• **INPUT**:
--*--

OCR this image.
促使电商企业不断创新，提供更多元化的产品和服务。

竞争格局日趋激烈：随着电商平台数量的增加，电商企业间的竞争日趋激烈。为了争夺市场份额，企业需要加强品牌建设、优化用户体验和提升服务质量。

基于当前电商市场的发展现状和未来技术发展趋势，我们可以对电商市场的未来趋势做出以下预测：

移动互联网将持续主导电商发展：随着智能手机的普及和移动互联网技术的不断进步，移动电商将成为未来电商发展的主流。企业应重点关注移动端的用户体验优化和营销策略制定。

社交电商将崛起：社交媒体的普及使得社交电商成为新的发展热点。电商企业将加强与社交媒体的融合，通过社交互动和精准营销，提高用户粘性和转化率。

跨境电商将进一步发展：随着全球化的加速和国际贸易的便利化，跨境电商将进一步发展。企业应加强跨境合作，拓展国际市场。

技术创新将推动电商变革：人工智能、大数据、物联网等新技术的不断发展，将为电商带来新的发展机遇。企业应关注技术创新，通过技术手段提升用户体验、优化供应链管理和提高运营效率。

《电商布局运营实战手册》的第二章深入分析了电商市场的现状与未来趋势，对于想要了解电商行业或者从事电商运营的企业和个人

--*--

• **WHAT THE EXERCISE ASKS**: Retype the records in full. Keep every line identical to the original.

• **SOLUTION TO THIS PROBLEM**:
OCR this image.
促使电商企业不断创新，提供更多元化的产品和服务。

竞争格局日趋激烈：随着电商平台数量的增加，电商企业间的竞争日趋激烈。为了争夺市场份额，企业需要加强品牌建设、优化用户体验和提升服务质量。

基于当前电商市场的发展现状和未来技术发展趋势，我们可以对电商市场的未来趋势做出以下预测：

移动互联网将持续主导电商发展：随着智能手机的普及和移动互联网技术的不断进步，移动电商将成为未来电商发展的主流。企业应重点关注移动端的用户体验优化和营销策略制定。

社交电商将崛起：社交媒体的普及使得社交电商成为新的发展热点。电商企业将加强与社交媒体的融合，通过社交互动和精准营销，提高用户粘性和转化率。

跨境电商将进一步发展：随着全球化的加速和国际贸易的便利化，跨境电商将进一步发展。企业应加强跨境合作，拓展国际市场。

技术创新将推动电商变革：人工智能、大数据、物联网等新技术的不断发展，将为电商带来新的发展机遇。企业应关注技术创新，通过技术手段提升用户体验、优化供应链管理和提高运营效率。

《电商布局运营实战手册》的第二章深入分析了电商市场的现状与未来趋势，对于想要了解电商行业或者从事电商运营的企业和个人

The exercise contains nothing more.